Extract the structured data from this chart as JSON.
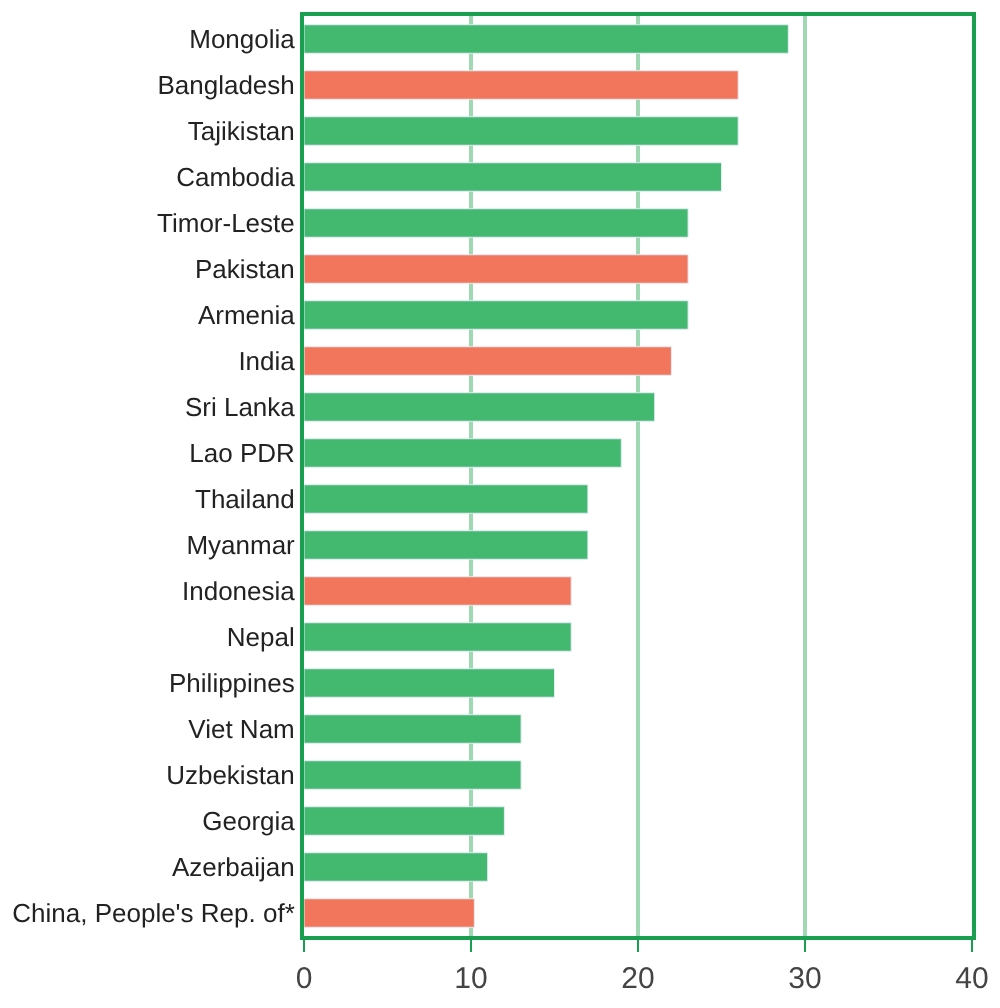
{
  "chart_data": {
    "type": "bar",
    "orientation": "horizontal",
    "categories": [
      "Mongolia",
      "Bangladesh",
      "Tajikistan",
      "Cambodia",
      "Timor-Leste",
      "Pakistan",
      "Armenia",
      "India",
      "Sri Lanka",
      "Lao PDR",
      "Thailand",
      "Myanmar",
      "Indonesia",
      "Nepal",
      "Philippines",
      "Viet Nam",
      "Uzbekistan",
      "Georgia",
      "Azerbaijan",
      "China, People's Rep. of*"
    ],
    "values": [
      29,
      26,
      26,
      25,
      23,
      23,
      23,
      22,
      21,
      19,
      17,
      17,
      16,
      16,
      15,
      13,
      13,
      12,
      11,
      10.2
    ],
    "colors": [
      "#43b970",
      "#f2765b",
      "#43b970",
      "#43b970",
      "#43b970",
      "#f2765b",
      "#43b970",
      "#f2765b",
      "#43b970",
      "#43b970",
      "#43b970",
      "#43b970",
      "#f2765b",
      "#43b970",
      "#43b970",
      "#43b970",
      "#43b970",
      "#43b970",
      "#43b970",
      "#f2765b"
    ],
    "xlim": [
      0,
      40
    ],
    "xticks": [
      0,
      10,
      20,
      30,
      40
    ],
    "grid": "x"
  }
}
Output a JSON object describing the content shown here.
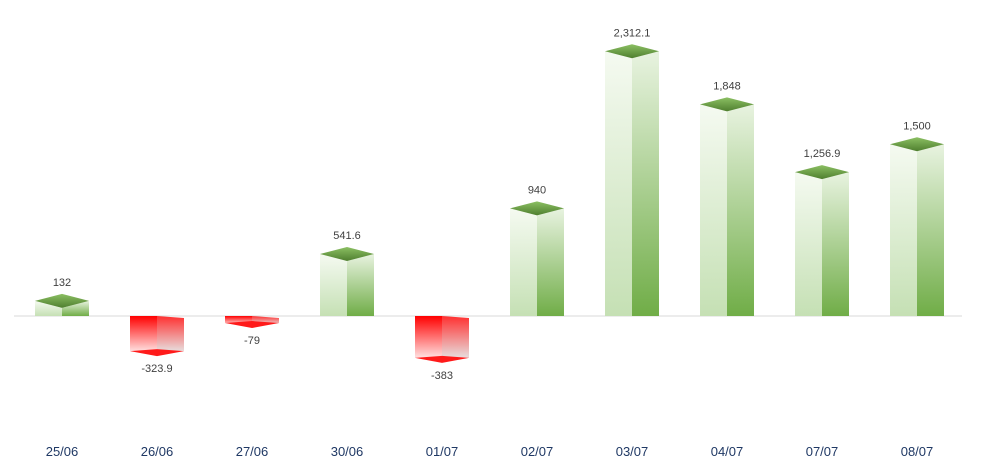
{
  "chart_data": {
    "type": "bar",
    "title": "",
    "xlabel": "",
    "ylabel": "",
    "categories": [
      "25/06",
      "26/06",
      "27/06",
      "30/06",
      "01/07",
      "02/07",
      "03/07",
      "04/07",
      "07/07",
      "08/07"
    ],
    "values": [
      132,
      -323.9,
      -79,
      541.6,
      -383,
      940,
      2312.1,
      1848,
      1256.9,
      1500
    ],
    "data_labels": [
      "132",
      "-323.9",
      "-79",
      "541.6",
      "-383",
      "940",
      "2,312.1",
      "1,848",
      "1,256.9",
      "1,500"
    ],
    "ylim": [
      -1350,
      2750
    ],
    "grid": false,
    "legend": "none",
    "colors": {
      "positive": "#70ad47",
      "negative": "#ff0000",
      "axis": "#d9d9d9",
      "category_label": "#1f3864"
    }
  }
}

WHAT NEEDS TO BE DONE >>
Take the line that contains "Output a JSON" as the first and the last line of the records as the end, and please quote those lines exactly, pictures omitted.

TASK SOLUTION >>
Output a JSON object describing the content shown here.
{
  "chart_data": {
    "type": "bar",
    "title": "",
    "xlabel": "",
    "ylabel": "",
    "categories": [
      "25/06",
      "26/06",
      "27/06",
      "30/06",
      "01/07",
      "02/07",
      "03/07",
      "04/07",
      "07/07",
      "08/07"
    ],
    "values": [
      132,
      -323.9,
      -79,
      541.6,
      -383,
      940,
      2312.1,
      1848,
      1256.9,
      1500
    ],
    "data_labels": [
      "132",
      "-323.9",
      "-79",
      "541.6",
      "-383",
      "940",
      "2,312.1",
      "1,848",
      "1,256.9",
      "1,500"
    ],
    "ylim": [
      -1350,
      2750
    ],
    "grid": false,
    "legend": "none",
    "colors": {
      "positive": "#70ad47",
      "negative": "#ff0000",
      "axis": "#d9d9d9",
      "category_label": "#1f3864"
    }
  }
}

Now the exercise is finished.